YOUR OBJECTIVE:
Work out the number of lines containing "Test". Answer with nothing but that number.

DATA EXCERPTS:
-.-.-

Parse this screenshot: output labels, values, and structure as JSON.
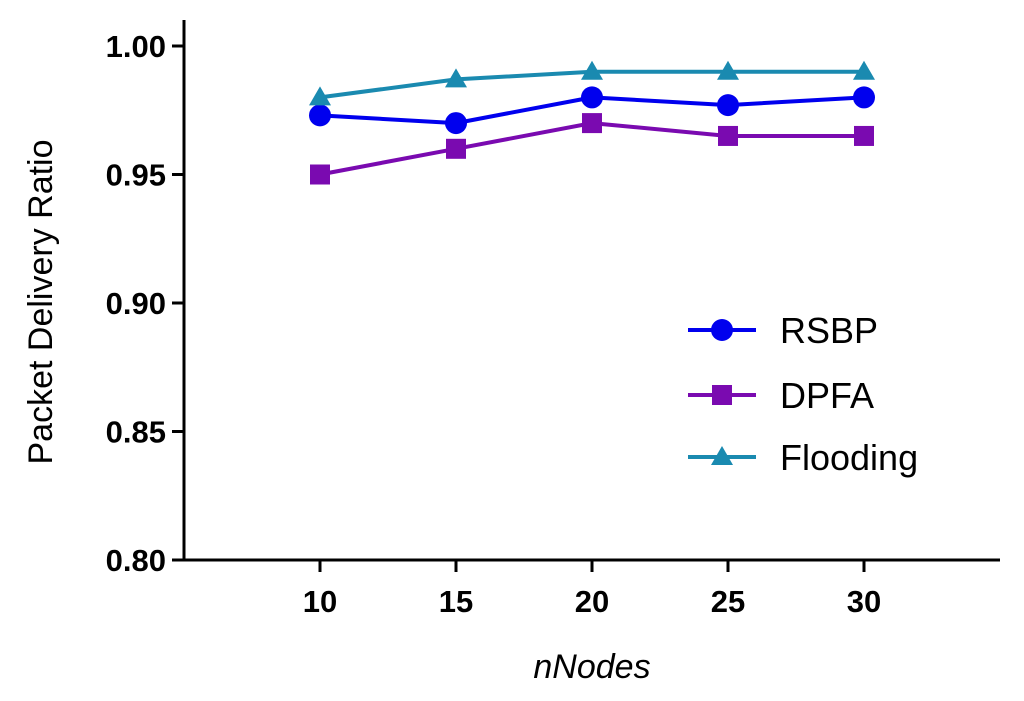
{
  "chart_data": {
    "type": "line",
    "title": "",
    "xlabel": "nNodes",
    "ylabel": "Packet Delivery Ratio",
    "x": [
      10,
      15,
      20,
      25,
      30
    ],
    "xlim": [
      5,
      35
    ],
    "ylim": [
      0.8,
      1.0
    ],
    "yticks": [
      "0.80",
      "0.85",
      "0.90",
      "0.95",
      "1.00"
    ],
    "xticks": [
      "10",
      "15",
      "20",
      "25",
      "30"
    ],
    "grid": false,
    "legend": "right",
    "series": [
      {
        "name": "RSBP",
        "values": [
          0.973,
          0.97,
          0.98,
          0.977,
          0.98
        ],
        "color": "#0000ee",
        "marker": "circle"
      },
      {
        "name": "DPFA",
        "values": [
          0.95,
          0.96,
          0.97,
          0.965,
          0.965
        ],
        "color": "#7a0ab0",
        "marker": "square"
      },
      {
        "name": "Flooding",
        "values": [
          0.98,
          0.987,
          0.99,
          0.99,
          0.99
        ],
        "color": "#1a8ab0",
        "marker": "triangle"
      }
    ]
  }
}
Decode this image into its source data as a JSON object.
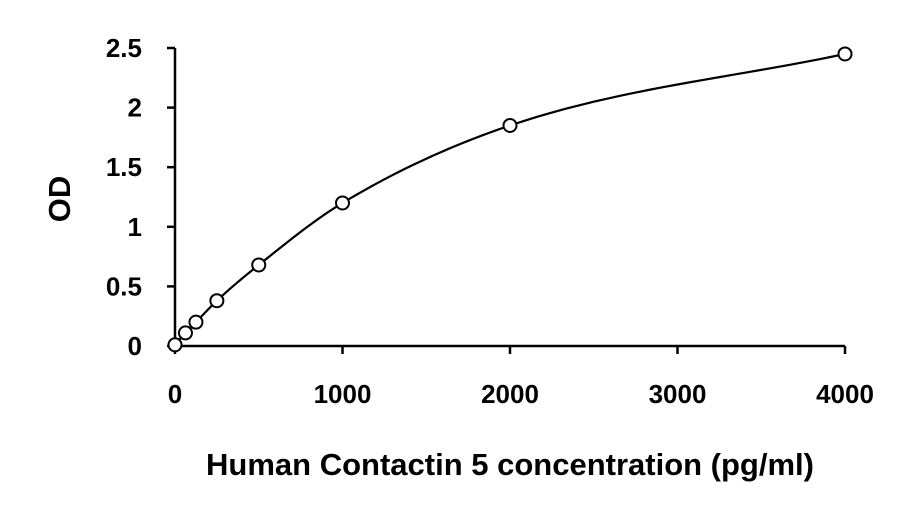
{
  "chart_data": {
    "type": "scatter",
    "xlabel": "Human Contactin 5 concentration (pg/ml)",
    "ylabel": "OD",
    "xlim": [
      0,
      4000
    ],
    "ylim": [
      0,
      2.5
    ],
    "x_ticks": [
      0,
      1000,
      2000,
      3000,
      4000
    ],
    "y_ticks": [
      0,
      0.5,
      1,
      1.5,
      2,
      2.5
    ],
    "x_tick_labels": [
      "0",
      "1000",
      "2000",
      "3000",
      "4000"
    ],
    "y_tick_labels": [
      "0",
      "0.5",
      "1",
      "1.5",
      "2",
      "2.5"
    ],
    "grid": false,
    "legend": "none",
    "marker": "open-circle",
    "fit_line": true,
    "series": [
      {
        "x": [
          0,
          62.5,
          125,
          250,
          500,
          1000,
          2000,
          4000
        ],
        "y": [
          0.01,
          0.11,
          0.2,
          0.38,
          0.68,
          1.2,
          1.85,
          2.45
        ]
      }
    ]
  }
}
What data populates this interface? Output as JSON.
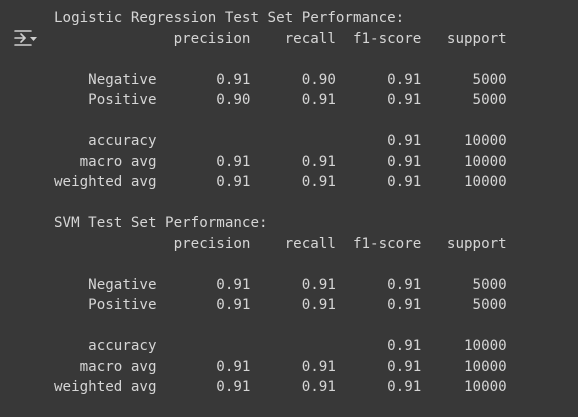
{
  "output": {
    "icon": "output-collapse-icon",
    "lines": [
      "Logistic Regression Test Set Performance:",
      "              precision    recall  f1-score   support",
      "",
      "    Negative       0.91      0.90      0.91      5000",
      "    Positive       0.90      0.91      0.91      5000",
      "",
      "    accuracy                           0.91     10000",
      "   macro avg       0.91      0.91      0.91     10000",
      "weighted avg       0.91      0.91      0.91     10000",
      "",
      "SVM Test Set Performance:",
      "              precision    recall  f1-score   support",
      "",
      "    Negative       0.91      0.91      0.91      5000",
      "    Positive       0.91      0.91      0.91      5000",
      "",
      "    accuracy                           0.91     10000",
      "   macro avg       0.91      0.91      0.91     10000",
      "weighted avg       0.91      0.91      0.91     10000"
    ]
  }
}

-.-.-

RESULT:
2